▸ Given entries:
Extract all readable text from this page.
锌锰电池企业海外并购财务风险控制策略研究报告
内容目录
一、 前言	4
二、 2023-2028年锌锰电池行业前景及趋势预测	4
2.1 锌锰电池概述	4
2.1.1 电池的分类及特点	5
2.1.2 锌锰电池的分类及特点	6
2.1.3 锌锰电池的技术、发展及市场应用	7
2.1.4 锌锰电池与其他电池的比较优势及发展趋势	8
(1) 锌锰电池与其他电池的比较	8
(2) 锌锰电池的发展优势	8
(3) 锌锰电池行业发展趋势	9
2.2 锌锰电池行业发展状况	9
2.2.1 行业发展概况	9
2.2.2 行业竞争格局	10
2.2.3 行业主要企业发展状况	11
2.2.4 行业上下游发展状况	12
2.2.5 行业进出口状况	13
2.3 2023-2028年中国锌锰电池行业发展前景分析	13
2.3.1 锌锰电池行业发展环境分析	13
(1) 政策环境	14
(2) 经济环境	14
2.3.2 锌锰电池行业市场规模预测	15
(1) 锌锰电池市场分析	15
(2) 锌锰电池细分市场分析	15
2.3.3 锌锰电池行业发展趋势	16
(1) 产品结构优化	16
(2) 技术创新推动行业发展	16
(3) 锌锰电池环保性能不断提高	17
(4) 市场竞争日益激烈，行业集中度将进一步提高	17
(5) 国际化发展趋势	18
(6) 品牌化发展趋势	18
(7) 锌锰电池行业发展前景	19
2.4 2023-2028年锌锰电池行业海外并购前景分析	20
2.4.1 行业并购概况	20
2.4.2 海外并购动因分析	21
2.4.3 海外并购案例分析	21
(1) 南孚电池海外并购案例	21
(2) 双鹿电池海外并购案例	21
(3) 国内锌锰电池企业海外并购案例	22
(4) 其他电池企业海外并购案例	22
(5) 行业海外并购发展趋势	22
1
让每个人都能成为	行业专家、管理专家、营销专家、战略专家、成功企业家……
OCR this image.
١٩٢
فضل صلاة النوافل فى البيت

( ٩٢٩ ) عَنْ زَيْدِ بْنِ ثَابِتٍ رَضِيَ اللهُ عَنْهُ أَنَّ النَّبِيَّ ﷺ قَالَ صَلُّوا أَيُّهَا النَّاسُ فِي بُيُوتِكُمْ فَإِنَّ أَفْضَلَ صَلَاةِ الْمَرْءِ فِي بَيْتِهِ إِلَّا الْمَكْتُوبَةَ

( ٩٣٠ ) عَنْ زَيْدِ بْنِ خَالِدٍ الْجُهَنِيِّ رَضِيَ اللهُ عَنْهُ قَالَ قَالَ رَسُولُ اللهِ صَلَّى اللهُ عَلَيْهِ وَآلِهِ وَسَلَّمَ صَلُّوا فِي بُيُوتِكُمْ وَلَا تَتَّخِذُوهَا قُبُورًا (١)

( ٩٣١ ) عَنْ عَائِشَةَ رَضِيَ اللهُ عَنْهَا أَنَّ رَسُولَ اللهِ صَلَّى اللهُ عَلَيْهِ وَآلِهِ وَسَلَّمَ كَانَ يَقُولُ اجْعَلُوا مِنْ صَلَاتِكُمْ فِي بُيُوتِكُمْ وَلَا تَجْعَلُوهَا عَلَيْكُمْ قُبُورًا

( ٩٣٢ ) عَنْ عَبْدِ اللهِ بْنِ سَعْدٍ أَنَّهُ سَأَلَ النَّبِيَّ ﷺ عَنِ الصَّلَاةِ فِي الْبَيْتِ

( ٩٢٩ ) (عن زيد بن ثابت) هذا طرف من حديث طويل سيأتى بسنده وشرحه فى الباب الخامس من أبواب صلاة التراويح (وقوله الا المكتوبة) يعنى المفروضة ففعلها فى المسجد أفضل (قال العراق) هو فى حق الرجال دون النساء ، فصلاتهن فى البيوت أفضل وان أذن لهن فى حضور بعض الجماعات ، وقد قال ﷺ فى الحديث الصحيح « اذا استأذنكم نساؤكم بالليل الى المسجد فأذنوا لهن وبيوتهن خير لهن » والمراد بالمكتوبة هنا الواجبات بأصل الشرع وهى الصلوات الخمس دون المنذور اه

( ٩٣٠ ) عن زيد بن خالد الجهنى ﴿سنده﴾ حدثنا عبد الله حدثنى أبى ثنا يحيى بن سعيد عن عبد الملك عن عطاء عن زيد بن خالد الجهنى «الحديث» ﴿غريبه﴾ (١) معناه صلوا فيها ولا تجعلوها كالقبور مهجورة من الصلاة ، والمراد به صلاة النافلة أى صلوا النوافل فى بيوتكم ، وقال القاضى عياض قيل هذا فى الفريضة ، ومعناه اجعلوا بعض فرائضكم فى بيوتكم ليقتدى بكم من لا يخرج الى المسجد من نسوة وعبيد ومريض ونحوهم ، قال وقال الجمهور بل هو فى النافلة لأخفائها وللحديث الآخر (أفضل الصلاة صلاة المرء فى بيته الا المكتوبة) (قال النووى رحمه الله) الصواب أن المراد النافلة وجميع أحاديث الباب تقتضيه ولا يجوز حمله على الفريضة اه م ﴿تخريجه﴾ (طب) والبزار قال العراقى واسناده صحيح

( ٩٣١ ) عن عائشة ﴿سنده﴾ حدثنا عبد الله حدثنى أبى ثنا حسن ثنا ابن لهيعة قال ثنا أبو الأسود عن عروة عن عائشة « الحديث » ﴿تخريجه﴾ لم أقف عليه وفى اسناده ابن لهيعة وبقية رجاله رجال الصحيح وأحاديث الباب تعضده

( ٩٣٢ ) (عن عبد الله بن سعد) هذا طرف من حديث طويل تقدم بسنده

▸ Exercise: Reproduce every record, matching each line exactly.

▸ Reply:
Extract all readable text from this page.
锌锰电池企业海外并购财务风险控制策略研究报告
内容目录
一、 前言	4
二、 2023-2028年锌锰电池行业前景及趋势预测	4
2.1 锌锰电池概述	4
2.1.1 电池的分类及特点	5
2.1.2 锌锰电池的分类及特点	6
2.1.3 锌锰电池的技术、发展及市场应用	7
2.1.4 锌锰电池与其他电池的比较优势及发展趋势	8
(1) 锌锰电池与其他电池的比较	8
(2) 锌锰电池的发展优势	8
(3) 锌锰电池行业发展趋势	9
2.2 锌锰电池行业发展状况	9
2.2.1 行业发展概况	9
2.2.2 行业竞争格局	10
2.2.3 行业主要企业发展状况	11
2.2.4 行业上下游发展状况	12
2.2.5 行业进出口状况	13
2.3 2023-2028年中国锌锰电池行业发展前景分析	13
2.3.1 锌锰电池行业发展环境分析	13
(1) 政策环境	14
(2) 经济环境	14
2.3.2 锌锰电池行业市场规模预测	15
(1) 锌锰电池市场分析	15
(2) 锌锰电池细分市场分析	15
2.3.3 锌锰电池行业发展趋势	16
(1) 产品结构优化	16
(2) 技术创新推动行业发展	16
(3) 锌锰电池环保性能不断提高	17
(4) 市场竞争日益激烈，行业集中度将进一步提高	17
(5) 国际化发展趋势	18
(6) 品牌化发展趋势	18
(7) 锌锰电池行业发展前景	19
2.4 2023-2028年锌锰电池行业海外并购前景分析	20
2.4.1 行业并购概况	20
2.4.2 海外并购动因分析	21
2.4.3 海外并购案例分析	21
(1) 南孚电池海外并购案例	21
(2) 双鹿电池海外并购案例	21
(3) 国内锌锰电池企业海外并购案例	22
(4) 其他电池企业海外并购案例	22
(5) 行业海外并购发展趋势	22
1
让每个人都能成为	行业专家、管理专家、营销专家、战略专家、成功企业家……
OCR this image.
١٩٢
فضل صلاة النوافل فى البيت

( ٩٢٩ ) عَنْ زَيْدِ بْنِ ثَابِتٍ رَضِيَ اللهُ عَنْهُ أَنَّ النَّبِيَّ ﷺ قَالَ صَلُّوا أَيُّهَا النَّاسُ فِي بُيُوتِكُمْ فَإِنَّ أَفْضَلَ صَلَاةِ الْمَرْءِ فِي بَيْتِهِ إِلَّا الْمَكْتُوبَةَ

( ٩٣٠ ) عَنْ زَيْدِ بْنِ خَالِدٍ الْجُهَنِيِّ رَضِيَ اللهُ عَنْهُ قَالَ قَالَ رَسُولُ اللهِ صَلَّى اللهُ عَلَيْهِ وَآلِهِ وَسَلَّمَ صَلُّوا فِي بُيُوتِكُمْ وَلَا تَتَّخِذُوهَا قُبُورًا (١)

( ٩٣١ ) عَنْ عَائِشَةَ رَضِيَ اللهُ عَنْهَا أَنَّ رَسُولَ اللهِ صَلَّى اللهُ عَلَيْهِ وَآلِهِ وَسَلَّمَ كَانَ يَقُولُ اجْعَلُوا مِنْ صَلَاتِكُمْ فِي بُيُوتِكُمْ وَلَا تَجْعَلُوهَا عَلَيْكُمْ قُبُورًا

( ٩٣٢ ) عَنْ عَبْدِ اللهِ بْنِ سَعْدٍ أَنَّهُ سَأَلَ النَّبِيَّ ﷺ عَنِ الصَّلَاةِ فِي الْبَيْتِ

( ٩٢٩ ) (عن زيد بن ثابت) هذا طرف من حديث طويل سيأتى بسنده وشرحه فى الباب الخامس من أبواب صلاة التراويح (وقوله الا المكتوبة) يعنى المفروضة ففعلها فى المسجد أفضل (قال العراق) هو فى حق الرجال دون النساء ، فصلاتهن فى البيوت أفضل وان أذن لهن فى حضور بعض الجماعات ، وقد قال ﷺ فى الحديث الصحيح « اذا استأذنكم نساؤكم بالليل الى المسجد فأذنوا لهن وبيوتهن خير لهن » والمراد بالمكتوبة هنا الواجبات بأصل الشرع وهى الصلوات الخمس دون المنذور اه

( ٩٣٠ ) عن زيد بن خالد الجهنى ﴿سنده﴾ حدثنا عبد الله حدثنى أبى ثنا يحيى بن سعيد عن عبد الملك عن عطاء عن زيد بن خالد الجهنى «الحديث» ﴿غريبه﴾ (١) معناه صلوا فيها ولا تجعلوها كالقبور مهجورة من الصلاة ، والمراد به صلاة النافلة أى صلوا النوافل فى بيوتكم ، وقال القاضى عياض قيل هذا فى الفريضة ، ومعناه اجعلوا بعض فرائضكم فى بيوتكم ليقتدى بكم من لا يخرج الى المسجد من نسوة وعبيد ومريض ونحوهم ، قال وقال الجمهور بل هو فى النافلة لأخفائها وللحديث الآخر (أفضل الصلاة صلاة المرء فى بيته الا المكتوبة) (قال النووى رحمه الله) الصواب أن المراد النافلة وجميع أحاديث الباب تقتضيه ولا يجوز حمله على الفريضة اه م ﴿تخريجه﴾ (طب) والبزار قال العراقى واسناده صحيح

( ٩٣١ ) عن عائشة ﴿سنده﴾ حدثنا عبد الله حدثنى أبى ثنا حسن ثنا ابن لهيعة قال ثنا أبو الأسود عن عروة عن عائشة « الحديث » ﴿تخريجه﴾ لم أقف عليه وفى اسناده ابن لهيعة وبقية رجاله رجال الصحيح وأحاديث الباب تعضده

( ٩٣٢ ) (عن عبد الله بن سعد) هذا طرف من حديث طويل تقدم بسنده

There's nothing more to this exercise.